Every line that includes the word "Sans" is to be listed.

----------------------------------------

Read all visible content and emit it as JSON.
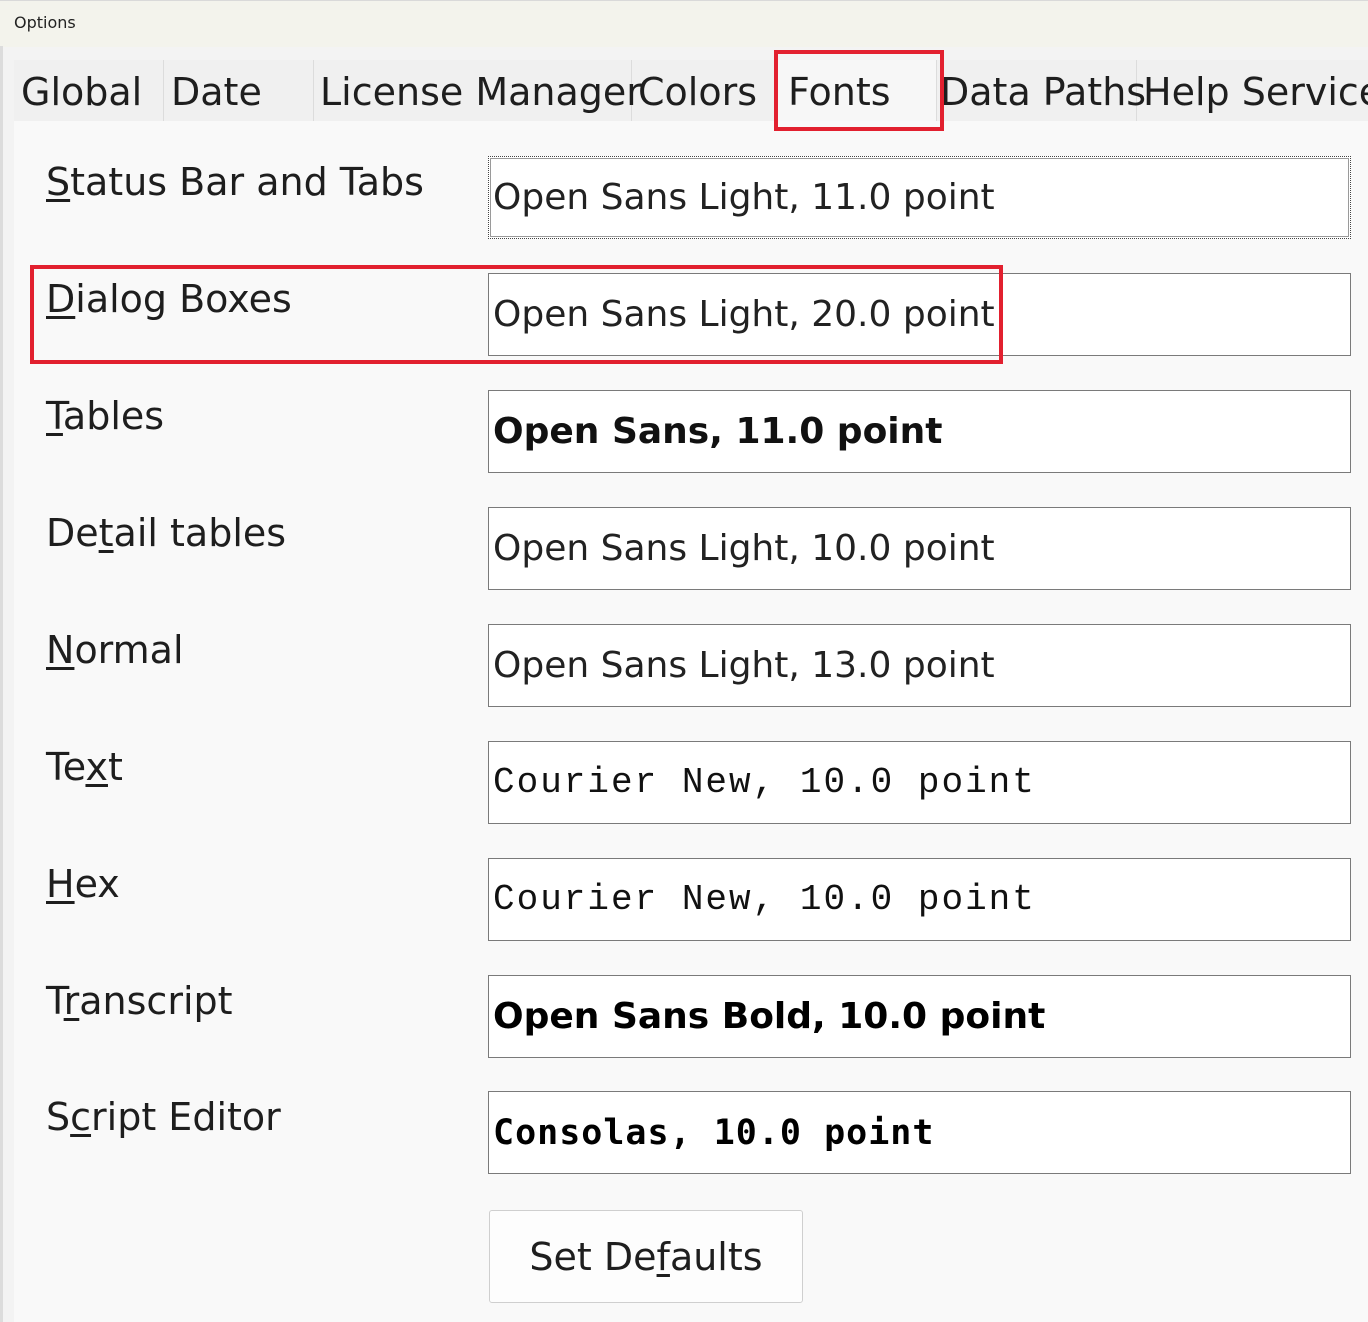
{
  "window": {
    "title": "Options"
  },
  "tabs": [
    {
      "label": "Global",
      "selected": false
    },
    {
      "label": "Date",
      "selected": false
    },
    {
      "label": "License Manager",
      "selected": false
    },
    {
      "label": "Colors",
      "selected": false
    },
    {
      "label": "Fonts",
      "selected": true
    },
    {
      "label": "Data Paths",
      "selected": false
    },
    {
      "label": "Help Service",
      "selected": false
    }
  ],
  "font_settings": [
    {
      "label_pre": "",
      "label_mn": "S",
      "label_post": "tatus Bar and Tabs",
      "value": "Open Sans Light, 11.0 point"
    },
    {
      "label_pre": "",
      "label_mn": "D",
      "label_post": "ialog Boxes",
      "value": "Open Sans Light, 20.0 point"
    },
    {
      "label_pre": "",
      "label_mn": "T",
      "label_post": "ables",
      "value": "Open Sans, 11.0 point"
    },
    {
      "label_pre": "De",
      "label_mn": "t",
      "label_post": "ail tables",
      "value": "Open Sans Light, 10.0 point"
    },
    {
      "label_pre": "",
      "label_mn": "N",
      "label_post": "ormal",
      "value": "Open Sans Light, 13.0 point"
    },
    {
      "label_pre": "Te",
      "label_mn": "x",
      "label_post": "t",
      "value": "Courier New, 10.0 point"
    },
    {
      "label_pre": "",
      "label_mn": "H",
      "label_post": "ex",
      "value": "Courier New, 10.0 point"
    },
    {
      "label_pre": "T",
      "label_mn": "r",
      "label_post": "anscript",
      "value": "Open Sans Bold, 10.0 point"
    },
    {
      "label_pre": "S",
      "label_mn": "c",
      "label_post": "ript Editor",
      "value": "Consolas, 10.0 point"
    }
  ],
  "buttons": {
    "set_defaults": {
      "pre": "Set De",
      "mn": "f",
      "post": "aults"
    }
  },
  "highlight_color": "#e2202f"
}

----------------------------------------

— CORRECT ANSWER —
      "value": "Open Sans Light, 11.0 point"
      "value": "Open Sans Light, 20.0 point"
      "value": "Open Sans, 11.0 point"
      "value": "Open Sans Light, 10.0 point"
      "value": "Open Sans Light, 13.0 point"
      "value": "Open Sans Bold, 10.0 point"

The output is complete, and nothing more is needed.